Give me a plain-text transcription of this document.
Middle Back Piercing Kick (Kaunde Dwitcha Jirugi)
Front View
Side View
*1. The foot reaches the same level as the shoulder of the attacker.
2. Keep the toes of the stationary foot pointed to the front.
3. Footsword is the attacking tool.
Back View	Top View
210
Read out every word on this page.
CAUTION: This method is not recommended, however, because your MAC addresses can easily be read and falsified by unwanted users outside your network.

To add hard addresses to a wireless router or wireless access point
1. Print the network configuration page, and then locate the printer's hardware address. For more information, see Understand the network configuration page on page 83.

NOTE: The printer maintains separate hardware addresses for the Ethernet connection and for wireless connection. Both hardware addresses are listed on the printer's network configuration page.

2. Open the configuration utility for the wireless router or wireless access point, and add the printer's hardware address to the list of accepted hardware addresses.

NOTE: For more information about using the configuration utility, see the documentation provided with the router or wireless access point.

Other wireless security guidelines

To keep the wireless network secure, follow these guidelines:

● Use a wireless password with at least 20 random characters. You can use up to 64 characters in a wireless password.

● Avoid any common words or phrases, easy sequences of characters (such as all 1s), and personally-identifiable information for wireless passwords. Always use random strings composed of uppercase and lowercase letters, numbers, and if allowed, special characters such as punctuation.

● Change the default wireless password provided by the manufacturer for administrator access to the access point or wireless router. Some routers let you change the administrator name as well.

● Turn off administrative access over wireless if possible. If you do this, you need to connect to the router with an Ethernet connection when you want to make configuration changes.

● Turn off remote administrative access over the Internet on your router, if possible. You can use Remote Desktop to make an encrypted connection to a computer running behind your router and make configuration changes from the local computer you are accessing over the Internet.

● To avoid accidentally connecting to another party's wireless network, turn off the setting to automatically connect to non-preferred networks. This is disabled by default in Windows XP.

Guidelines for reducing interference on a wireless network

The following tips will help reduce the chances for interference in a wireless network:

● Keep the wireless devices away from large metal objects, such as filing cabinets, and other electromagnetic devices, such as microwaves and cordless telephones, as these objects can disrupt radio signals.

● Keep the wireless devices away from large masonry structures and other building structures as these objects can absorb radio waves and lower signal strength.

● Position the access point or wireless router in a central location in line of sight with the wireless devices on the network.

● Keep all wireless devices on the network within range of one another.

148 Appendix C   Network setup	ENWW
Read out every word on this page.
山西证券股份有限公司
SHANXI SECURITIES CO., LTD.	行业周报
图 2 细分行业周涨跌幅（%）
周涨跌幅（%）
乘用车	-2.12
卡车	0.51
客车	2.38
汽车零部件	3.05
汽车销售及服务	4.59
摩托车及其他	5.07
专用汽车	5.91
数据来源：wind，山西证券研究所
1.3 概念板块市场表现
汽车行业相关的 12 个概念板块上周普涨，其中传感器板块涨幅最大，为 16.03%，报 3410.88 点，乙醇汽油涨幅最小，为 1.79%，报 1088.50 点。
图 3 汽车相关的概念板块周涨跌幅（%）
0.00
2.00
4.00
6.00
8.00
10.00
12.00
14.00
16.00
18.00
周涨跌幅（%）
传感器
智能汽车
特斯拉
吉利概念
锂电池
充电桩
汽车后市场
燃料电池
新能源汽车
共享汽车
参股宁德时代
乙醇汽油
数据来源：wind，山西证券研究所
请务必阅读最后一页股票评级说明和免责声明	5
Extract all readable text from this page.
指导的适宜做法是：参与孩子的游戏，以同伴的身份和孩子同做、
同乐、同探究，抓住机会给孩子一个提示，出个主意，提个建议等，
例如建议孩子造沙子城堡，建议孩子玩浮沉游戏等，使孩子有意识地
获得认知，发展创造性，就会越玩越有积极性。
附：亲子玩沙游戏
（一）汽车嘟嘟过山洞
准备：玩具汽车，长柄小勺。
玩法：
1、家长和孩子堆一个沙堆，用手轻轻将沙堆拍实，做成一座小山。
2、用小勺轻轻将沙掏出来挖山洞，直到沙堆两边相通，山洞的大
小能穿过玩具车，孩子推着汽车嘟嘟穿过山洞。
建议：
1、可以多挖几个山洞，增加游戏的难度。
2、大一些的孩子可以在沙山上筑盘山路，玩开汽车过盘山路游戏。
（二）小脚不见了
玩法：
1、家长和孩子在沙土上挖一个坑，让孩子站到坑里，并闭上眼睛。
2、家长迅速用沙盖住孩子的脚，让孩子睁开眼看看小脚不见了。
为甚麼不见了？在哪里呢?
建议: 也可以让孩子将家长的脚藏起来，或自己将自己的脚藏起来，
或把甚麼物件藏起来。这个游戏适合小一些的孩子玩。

* [PROBLEM TO WORK ON]
Count the lines in the records above that contain the word "changes", and give only the number.

* [ANSWER TO THE EXERCISE]
2